> [THE PROBLEM] Entries follow. Set all of them down as they stand.

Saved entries
▽

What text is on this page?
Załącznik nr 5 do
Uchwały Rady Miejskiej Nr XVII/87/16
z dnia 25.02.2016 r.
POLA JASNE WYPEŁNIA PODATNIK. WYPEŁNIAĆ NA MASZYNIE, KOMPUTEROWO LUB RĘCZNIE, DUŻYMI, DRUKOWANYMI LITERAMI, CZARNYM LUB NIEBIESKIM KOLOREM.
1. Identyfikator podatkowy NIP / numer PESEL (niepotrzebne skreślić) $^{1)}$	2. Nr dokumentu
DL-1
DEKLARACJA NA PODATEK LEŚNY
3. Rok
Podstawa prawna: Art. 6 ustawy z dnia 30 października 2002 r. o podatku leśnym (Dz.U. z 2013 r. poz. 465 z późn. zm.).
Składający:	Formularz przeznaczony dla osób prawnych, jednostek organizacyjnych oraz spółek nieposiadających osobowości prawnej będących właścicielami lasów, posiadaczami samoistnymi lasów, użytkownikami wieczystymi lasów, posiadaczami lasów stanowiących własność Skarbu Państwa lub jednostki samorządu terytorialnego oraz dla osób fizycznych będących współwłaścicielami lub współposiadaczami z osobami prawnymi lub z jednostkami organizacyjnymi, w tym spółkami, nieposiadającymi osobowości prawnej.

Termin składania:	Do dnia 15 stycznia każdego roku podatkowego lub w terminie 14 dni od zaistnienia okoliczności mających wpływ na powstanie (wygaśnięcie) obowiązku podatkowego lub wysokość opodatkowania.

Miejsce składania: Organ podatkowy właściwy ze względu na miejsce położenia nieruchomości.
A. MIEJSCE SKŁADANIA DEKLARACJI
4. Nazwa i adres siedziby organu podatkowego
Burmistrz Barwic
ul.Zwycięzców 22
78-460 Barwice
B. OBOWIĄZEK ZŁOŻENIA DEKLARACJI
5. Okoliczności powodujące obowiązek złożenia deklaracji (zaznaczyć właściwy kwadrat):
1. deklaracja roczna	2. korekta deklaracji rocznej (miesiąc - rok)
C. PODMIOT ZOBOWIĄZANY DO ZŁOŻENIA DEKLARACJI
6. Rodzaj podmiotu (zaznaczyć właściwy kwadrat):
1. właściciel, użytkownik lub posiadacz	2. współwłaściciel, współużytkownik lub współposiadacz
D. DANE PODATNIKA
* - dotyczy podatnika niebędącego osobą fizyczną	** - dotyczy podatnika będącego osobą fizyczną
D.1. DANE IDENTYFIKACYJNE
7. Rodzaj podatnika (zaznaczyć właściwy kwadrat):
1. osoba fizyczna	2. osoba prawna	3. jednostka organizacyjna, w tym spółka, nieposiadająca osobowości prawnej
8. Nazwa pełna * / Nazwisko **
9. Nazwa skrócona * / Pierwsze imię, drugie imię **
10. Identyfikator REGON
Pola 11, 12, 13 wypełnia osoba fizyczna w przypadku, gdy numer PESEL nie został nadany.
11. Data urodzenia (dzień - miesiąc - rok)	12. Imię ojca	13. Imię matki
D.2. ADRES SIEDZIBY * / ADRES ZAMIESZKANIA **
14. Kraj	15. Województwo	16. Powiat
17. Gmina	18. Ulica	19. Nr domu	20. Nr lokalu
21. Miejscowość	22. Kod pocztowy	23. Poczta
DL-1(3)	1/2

△

> [THE RESPONSE]
What text is on this page?
Załącznik nr 5 do
Uchwały Rady Miejskiej Nr XVII/87/16
z dnia 25.02.2016 r.
POLA JASNE WYPEŁNIA PODATNIK. WYPEŁNIAĆ NA MASZYNIE, KOMPUTEROWO LUB RĘCZNIE, DUŻYMI, DRUKOWANYMI LITERAMI, CZARNYM LUB NIEBIESKIM KOLOREM.
1. Identyfikator podatkowy NIP / numer PESEL (niepotrzebne skreślić) $^{1)}$	2. Nr dokumentu
DL-1
DEKLARACJA NA PODATEK LEŚNY
3. Rok
Podstawa prawna: Art. 6 ustawy z dnia 30 października 2002 r. o podatku leśnym (Dz.U. z 2013 r. poz. 465 z późn. zm.).
Składający:	Formularz przeznaczony dla osób prawnych, jednostek organizacyjnych oraz spółek nieposiadających osobowości prawnej będących właścicielami lasów, posiadaczami samoistnymi lasów, użytkownikami wieczystymi lasów, posiadaczami lasów stanowiących własność Skarbu Państwa lub jednostki samorządu terytorialnego oraz dla osób fizycznych będących współwłaścicielami lub współposiadaczami z osobami prawnymi lub z jednostkami organizacyjnymi, w tym spółkami, nieposiadającymi osobowości prawnej.

Termin składania:	Do dnia 15 stycznia każdego roku podatkowego lub w terminie 14 dni od zaistnienia okoliczności mających wpływ na powstanie (wygaśnięcie) obowiązku podatkowego lub wysokość opodatkowania.

Miejsce składania: Organ podatkowy właściwy ze względu na miejsce położenia nieruchomości.
A. MIEJSCE SKŁADANIA DEKLARACJI
4. Nazwa i adres siedziby organu podatkowego
Burmistrz Barwic
ul.Zwycięzców 22
78-460 Barwice
B. OBOWIĄZEK ZŁOŻENIA DEKLARACJI
5. Okoliczności powodujące obowiązek złożenia deklaracji (zaznaczyć właściwy kwadrat):
1. deklaracja roczna	2. korekta deklaracji rocznej (miesiąc - rok)
C. PODMIOT ZOBOWIĄZANY DO ZŁOŻENIA DEKLARACJI
6. Rodzaj podmiotu (zaznaczyć właściwy kwadrat):
1. właściciel, użytkownik lub posiadacz	2. współwłaściciel, współużytkownik lub współposiadacz
D. DANE PODATNIKA
* - dotyczy podatnika niebędącego osobą fizyczną	** - dotyczy podatnika będącego osobą fizyczną
D.1. DANE IDENTYFIKACYJNE
7. Rodzaj podatnika (zaznaczyć właściwy kwadrat):
1. osoba fizyczna	2. osoba prawna	3. jednostka organizacyjna, w tym spółka, nieposiadająca osobowości prawnej
8. Nazwa pełna * / Nazwisko **
9. Nazwa skrócona * / Pierwsze imię, drugie imię **
10. Identyfikator REGON
Pola 11, 12, 13 wypełnia osoba fizyczna w przypadku, gdy numer PESEL nie został nadany.
11. Data urodzenia (dzień - miesiąc - rok)	12. Imię ojca	13. Imię matki
D.2. ADRES SIEDZIBY * / ADRES ZAMIESZKANIA **
14. Kraj	15. Województwo	16. Powiat
17. Gmina	18. Ulica	19. Nr domu	20. Nr lokalu
21. Miejscowość	22. Kod pocztowy	23. Poczta
DL-1(3)	1/2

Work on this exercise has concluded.